Task to complete:
List all lines of the data that include the string "Concilio".

..............................

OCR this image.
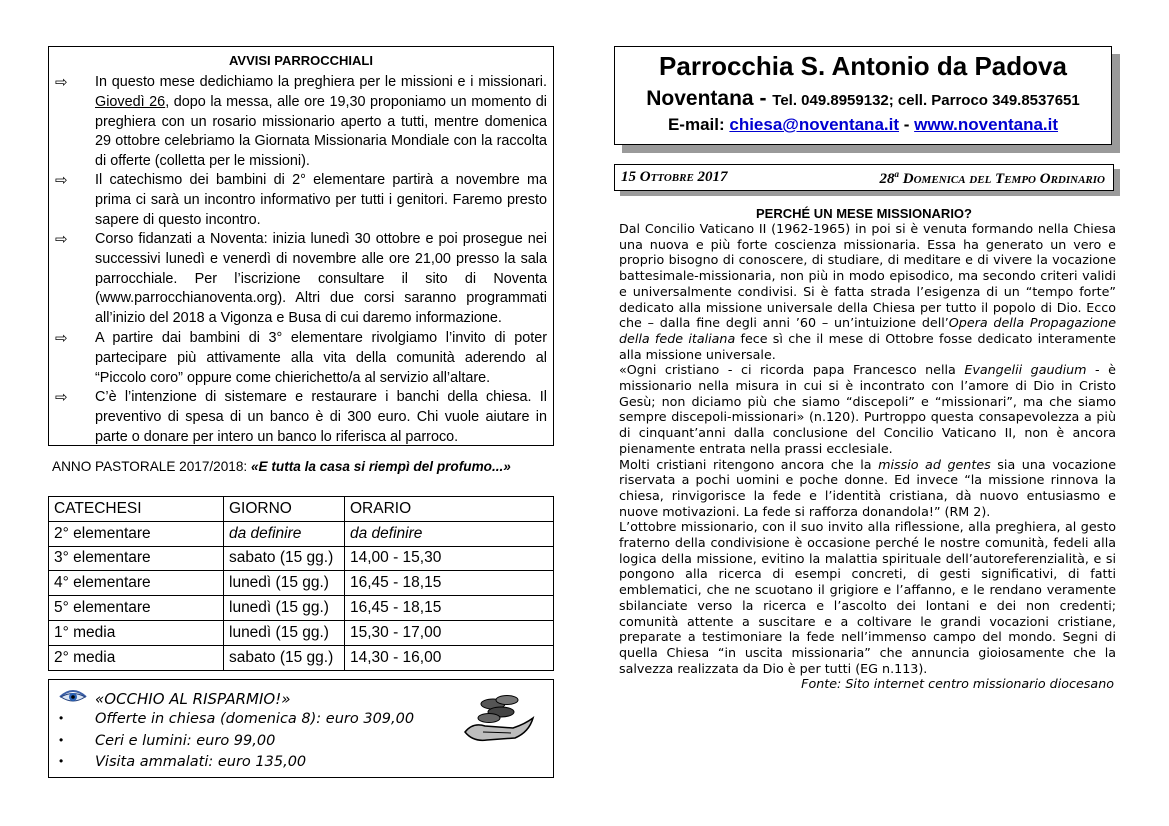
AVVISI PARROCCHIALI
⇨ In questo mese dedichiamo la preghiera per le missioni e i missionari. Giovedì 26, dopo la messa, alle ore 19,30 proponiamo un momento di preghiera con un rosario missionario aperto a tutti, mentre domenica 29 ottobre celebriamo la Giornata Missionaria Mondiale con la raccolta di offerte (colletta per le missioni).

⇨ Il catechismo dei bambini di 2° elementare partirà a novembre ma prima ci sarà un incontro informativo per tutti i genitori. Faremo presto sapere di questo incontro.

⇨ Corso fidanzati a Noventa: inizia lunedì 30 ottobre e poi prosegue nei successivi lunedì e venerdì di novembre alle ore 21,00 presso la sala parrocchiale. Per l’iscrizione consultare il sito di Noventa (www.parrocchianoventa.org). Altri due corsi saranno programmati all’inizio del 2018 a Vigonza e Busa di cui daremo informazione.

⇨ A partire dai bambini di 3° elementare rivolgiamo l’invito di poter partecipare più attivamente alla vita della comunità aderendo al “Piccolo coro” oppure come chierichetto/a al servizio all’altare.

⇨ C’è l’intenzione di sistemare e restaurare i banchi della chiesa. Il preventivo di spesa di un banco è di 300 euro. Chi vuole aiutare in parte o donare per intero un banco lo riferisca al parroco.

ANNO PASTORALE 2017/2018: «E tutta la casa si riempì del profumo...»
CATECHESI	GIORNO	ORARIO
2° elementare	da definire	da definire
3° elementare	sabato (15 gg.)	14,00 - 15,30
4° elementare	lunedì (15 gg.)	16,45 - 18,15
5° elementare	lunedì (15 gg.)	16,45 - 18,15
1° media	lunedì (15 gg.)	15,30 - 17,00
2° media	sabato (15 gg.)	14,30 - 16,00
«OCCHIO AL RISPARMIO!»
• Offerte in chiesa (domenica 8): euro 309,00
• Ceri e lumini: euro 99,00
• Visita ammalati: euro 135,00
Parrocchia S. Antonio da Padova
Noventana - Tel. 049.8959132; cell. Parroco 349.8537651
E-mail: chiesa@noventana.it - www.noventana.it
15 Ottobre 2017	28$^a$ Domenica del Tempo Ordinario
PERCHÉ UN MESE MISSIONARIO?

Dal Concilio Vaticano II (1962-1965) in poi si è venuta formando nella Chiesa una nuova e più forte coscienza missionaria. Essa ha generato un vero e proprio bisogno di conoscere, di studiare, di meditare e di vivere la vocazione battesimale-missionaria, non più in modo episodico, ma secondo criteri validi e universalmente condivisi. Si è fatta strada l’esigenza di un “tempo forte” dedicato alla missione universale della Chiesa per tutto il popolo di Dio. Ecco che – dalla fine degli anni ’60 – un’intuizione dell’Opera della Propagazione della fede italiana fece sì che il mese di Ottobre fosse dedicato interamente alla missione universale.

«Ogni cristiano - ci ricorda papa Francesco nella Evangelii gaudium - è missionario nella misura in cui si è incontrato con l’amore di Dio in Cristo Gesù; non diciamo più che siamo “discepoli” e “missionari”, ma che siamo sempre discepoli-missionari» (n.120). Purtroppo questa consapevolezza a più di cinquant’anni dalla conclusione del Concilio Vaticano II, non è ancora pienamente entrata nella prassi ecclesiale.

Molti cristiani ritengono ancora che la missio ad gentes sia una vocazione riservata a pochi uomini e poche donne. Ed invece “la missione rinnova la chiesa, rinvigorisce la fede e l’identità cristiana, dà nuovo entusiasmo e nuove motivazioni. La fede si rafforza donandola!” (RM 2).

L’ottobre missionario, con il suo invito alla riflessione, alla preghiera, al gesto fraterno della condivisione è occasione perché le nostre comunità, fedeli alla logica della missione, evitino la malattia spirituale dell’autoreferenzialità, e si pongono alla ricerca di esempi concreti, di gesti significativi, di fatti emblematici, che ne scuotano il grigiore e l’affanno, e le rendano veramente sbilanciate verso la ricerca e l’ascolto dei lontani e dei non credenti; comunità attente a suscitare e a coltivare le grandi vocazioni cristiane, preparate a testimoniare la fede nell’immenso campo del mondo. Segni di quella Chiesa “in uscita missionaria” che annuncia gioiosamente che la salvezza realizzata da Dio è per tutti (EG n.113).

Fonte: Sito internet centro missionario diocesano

..............................

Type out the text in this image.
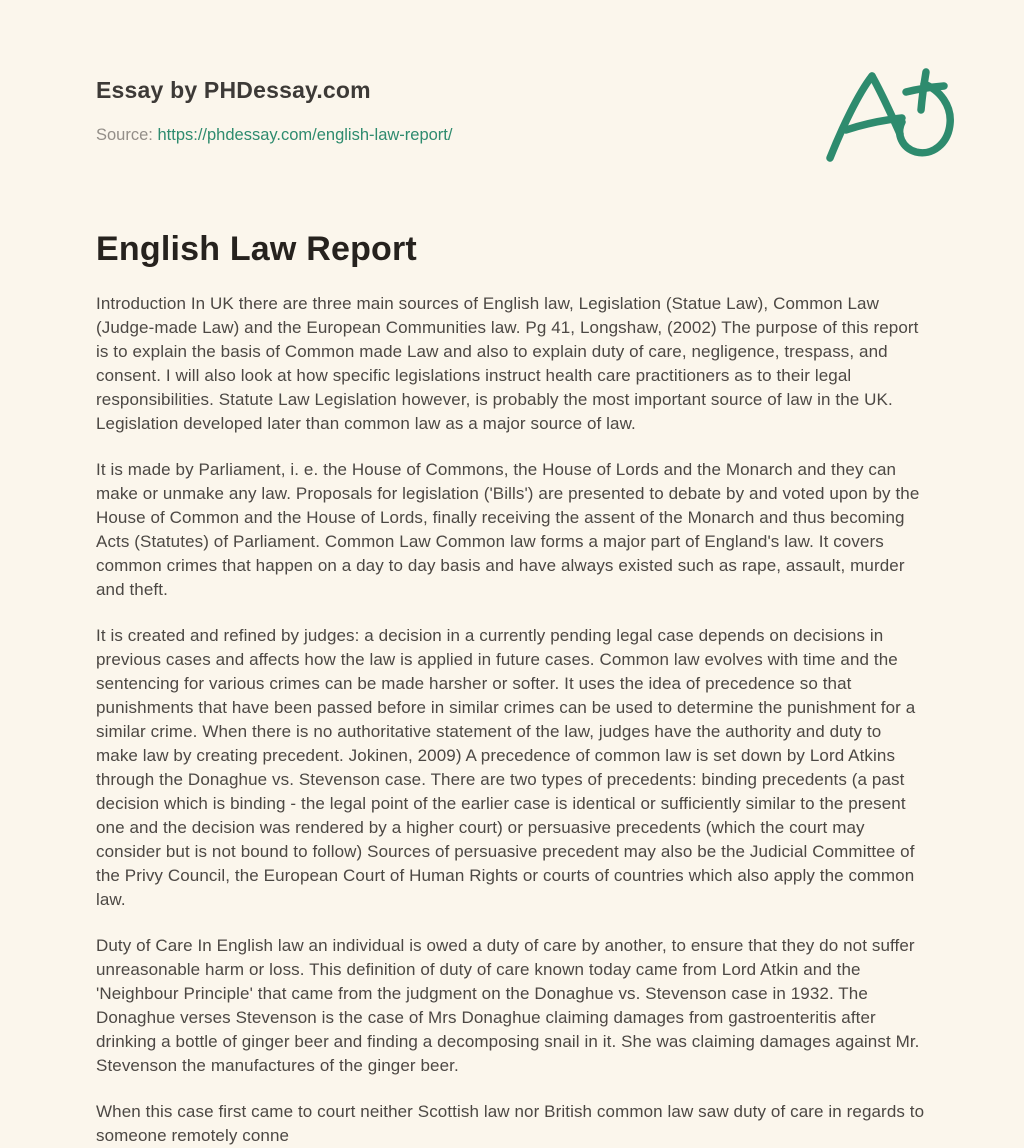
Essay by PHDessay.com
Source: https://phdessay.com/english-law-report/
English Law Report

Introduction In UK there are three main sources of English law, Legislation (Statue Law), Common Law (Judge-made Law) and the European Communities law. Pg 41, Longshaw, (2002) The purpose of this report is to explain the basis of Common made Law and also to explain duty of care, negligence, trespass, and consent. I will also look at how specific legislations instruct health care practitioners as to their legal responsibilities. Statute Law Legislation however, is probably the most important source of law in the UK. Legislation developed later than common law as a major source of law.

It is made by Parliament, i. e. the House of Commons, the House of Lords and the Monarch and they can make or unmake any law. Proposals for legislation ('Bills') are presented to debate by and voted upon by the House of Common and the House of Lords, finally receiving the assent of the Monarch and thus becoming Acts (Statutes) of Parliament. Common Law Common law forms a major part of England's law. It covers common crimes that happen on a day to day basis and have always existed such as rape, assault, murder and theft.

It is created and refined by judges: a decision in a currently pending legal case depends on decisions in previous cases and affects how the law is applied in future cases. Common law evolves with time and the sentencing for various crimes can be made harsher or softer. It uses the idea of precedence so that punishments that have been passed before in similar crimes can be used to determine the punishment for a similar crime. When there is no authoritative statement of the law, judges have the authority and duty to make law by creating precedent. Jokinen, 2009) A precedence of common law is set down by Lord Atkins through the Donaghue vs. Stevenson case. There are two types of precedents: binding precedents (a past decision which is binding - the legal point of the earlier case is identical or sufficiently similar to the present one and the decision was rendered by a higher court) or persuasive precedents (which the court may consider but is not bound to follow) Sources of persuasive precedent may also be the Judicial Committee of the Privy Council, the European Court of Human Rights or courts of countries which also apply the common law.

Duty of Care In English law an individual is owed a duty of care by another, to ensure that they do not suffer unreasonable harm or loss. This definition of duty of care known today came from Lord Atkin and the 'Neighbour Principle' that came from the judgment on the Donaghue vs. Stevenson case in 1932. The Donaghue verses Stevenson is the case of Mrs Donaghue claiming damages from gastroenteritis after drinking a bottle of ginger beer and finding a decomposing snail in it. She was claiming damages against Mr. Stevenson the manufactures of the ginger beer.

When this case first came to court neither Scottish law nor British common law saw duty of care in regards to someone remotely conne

..............................

Expected answer:
Dal Concilio Vaticano II (1962-1965) in poi si è venuta formando nella Chiesa una nuova e più forte coscienza missionaria. Essa ha generato un vero e proprio bisogno di conoscere, di studiare, di meditare e di vivere la vocazione battesimale-missionaria, non più in modo episodico, ma secondo criteri validi e universalmente condivisi. Si è fatta strada l’esigenza di un “tempo forte” dedicato alla missione universale della Chiesa per tutto il popolo di Dio. Ecco che – dalla fine degli anni ’60 – un’intuizione dell’Opera della Propagazione della fede italiana fece sì che il mese di Ottobre fosse dedicato interamente alla missione universale.
«Ogni cristiano - ci ricorda papa Francesco nella Evangelii gaudium - è missionario nella misura in cui si è incontrato con l’amore di Dio in Cristo Gesù; non diciamo più che siamo “discepoli” e “missionari”, ma che siamo sempre discepoli-missionari» (n.120). Purtroppo questa consapevolezza a più di cinquant’anni dalla conclusione del Concilio Vaticano II, non è ancora pienamente entrata nella prassi ecclesiale.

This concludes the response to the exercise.